## Written request:
Rewrite the listing with every "peak-label" changed to "peak-value" and all else unchanged, leaving out the pictures.

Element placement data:
+---+

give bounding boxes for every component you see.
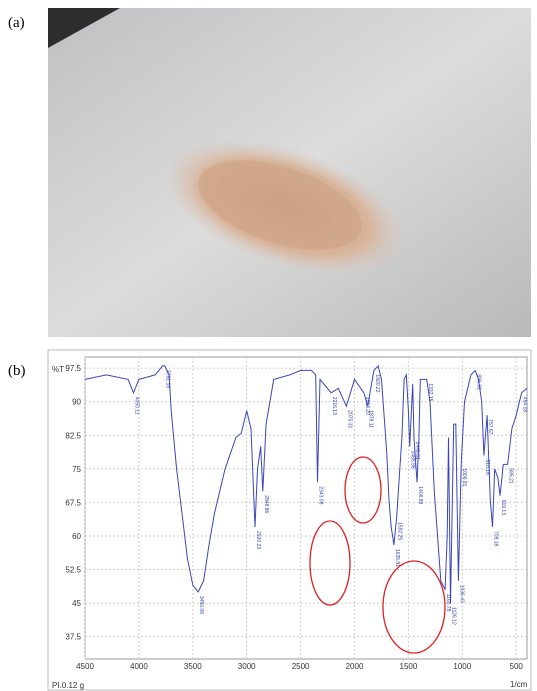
y-tick-label: 97.5 <box>65 364 81 373</box>
peak-label: 3450.08 <box>198 596 204 614</box>
y-tick-label: 67.5 <box>65 498 81 507</box>
x-tick-label: 2500 <box>292 662 310 671</box>
x-tick-label: 4500 <box>76 662 94 671</box>
peak-label: 1006.81 <box>461 468 467 486</box>
y-tick-label: 82.5 <box>65 431 81 440</box>
peak-label: 1448.81 <box>414 442 420 460</box>
peak-label: 1488.96 <box>410 450 416 468</box>
panel-label: (a) <box>8 15 25 31</box>
panel-label: (b) <box>8 363 26 379</box>
y-tick-label: 52.5 <box>65 566 81 575</box>
y-tick-label: 37.5 <box>65 633 81 642</box>
y-tick-label: 60 <box>72 532 81 541</box>
peak-label: 4050.11 <box>134 397 140 415</box>
peak-label: 1635.81 <box>394 549 400 567</box>
y-tick-label: 45 <box>72 599 81 608</box>
peak-label: 2075.31 <box>346 410 352 428</box>
peak-label: 1036.43 <box>458 585 464 603</box>
peak-label: 2920.23 <box>255 531 261 549</box>
peak-label: 1332.15 <box>427 383 433 401</box>
peak-label: 2343.08 <box>318 486 324 504</box>
plot: 97.5 90 82.5 75 67.5 60 52.5 45 37.5 4500 4000 3500… <box>65 356 528 671</box>
peak-label: 3761.18 <box>165 370 171 388</box>
x-tick-label: 3000 <box>238 662 256 671</box>
peak-label: 1126.12 <box>450 607 456 625</box>
y-axis-label: %T <box>52 365 64 374</box>
x-tick-label: 3500 <box>184 662 202 671</box>
y-tick-label: 75 <box>72 465 81 474</box>
plot-area <box>84 356 528 660</box>
spectrum-line <box>84 364 528 604</box>
peak-label: 1820.22 <box>374 374 380 392</box>
peak-label: 1406.89 <box>417 486 423 504</box>
peak-label: 1913.20 <box>364 397 370 415</box>
peak-label: 2216.13 <box>331 397 337 415</box>
peak-label: 708.18 <box>493 531 499 547</box>
x-tick-label: 2000 <box>346 662 364 671</box>
peak-label: 2848.86 <box>263 495 269 513</box>
x-tick-label: 1000 <box>453 662 471 671</box>
photo <box>48 8 531 337</box>
peak-label: 586.21 <box>508 468 514 484</box>
peak-label: 619.13 <box>500 500 506 516</box>
peak-label: 810.18 <box>484 459 490 475</box>
chart-frame <box>47 349 532 691</box>
peak-label: 896.31 <box>475 374 481 390</box>
x-tick-label: 1500 <box>400 662 418 671</box>
highlights <box>309 456 446 654</box>
peak-label: 767.67 <box>487 419 493 435</box>
peak-label: 464.18 <box>522 397 528 413</box>
note: PI.0.12 g <box>52 681 84 690</box>
peak-label: 1160.78 <box>445 594 451 612</box>
y-tick-label: 90 <box>72 398 81 407</box>
x-axis-label: 1/cm <box>510 680 528 689</box>
peak-label: 1878.11 <box>368 410 374 428</box>
x-tick-label: 500 <box>510 662 524 671</box>
x-tick-label: 4000 <box>130 662 148 671</box>
peak-label: 1592.25 <box>397 522 403 540</box>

+---+

## Expected answer:
give bounding boxes for every component you see.
y-tick-label: 97.5 <box>65 364 81 373</box>
peak-value: 3450.08 <box>198 596 204 614</box>
y-tick-label: 67.5 <box>65 498 81 507</box>
x-tick-label: 2500 <box>292 662 310 671</box>
x-tick-label: 4500 <box>76 662 94 671</box>
peak-value: 1006.81 <box>461 468 467 486</box>
y-tick-label: 82.5 <box>65 431 81 440</box>
peak-value: 1448.81 <box>414 442 420 460</box>
peak-value: 1488.96 <box>410 450 416 468</box>
panel-label: (a) <box>8 15 25 31</box>
panel-label: (b) <box>8 363 26 379</box>
y-tick-label: 52.5 <box>65 566 81 575</box>
y-tick-label: 37.5 <box>65 633 81 642</box>
y-tick-label: 60 <box>72 532 81 541</box>
peak-value: 4050.11 <box>134 397 140 415</box>
peak-value: 1635.81 <box>394 549 400 567</box>
y-tick-label: 45 <box>72 599 81 608</box>
peak-value: 2075.31 <box>346 410 352 428</box>
peak-value: 1036.43 <box>458 585 464 603</box>
peak-value: 2920.23 <box>255 531 261 549</box>
peak-value: 1332.15 <box>427 383 433 401</box>
peak-value: 2343.08 <box>318 486 324 504</box>
plot: 97.5 90 82.5 75 67.5 60 52.5 45 37.5 4500 4000 3500… <box>65 356 528 671</box>
peak-value: 3761.18 <box>165 370 171 388</box>
x-tick-label: 3000 <box>238 662 256 671</box>
peak-value: 1126.12 <box>450 607 456 625</box>
y-axis-label: %T <box>52 365 64 374</box>
x-tick-label: 3500 <box>184 662 202 671</box>
y-tick-label: 75 <box>72 465 81 474</box>
plot-area <box>84 356 528 660</box>
spectrum-line <box>84 364 528 604</box>
peak-value: 1820.22 <box>374 374 380 392</box>
peak-value: 1406.89 <box>417 486 423 504</box>
peak-value: 1913.20 <box>364 397 370 415</box>
peak-value: 2216.13 <box>331 397 337 415</box>
peak-value: 708.18 <box>493 531 499 547</box>
x-tick-label: 2000 <box>346 662 364 671</box>
peak-value: 2848.86 <box>263 495 269 513</box>
x-tick-label: 1000 <box>453 662 471 671</box>
photo <box>48 8 531 337</box>
peak-value: 586.21 <box>508 468 514 484</box>
peak-value: 619.13 <box>500 500 506 516</box>
peak-value: 810.18 <box>484 459 490 475</box>
chart-frame <box>47 349 532 691</box>
peak-value: 896.31 <box>475 374 481 390</box>
x-tick-label: 1500 <box>400 662 418 671</box>
highlights <box>309 456 446 654</box>
peak-value: 767.67 <box>487 419 493 435</box>
peak-value: 464.18 <box>522 397 528 413</box>
note: PI.0.12 g <box>52 681 84 690</box>
peak-value: 1160.78 <box>445 594 451 612</box>
y-tick-label: 90 <box>72 398 81 407</box>
x-axis-label: 1/cm <box>510 680 528 689</box>
peak-value: 1878.11 <box>368 410 374 428</box>
x-tick-label: 500 <box>510 662 524 671</box>
x-tick-label: 4000 <box>130 662 148 671</box>
peak-value: 1592.25 <box>397 522 403 540</box>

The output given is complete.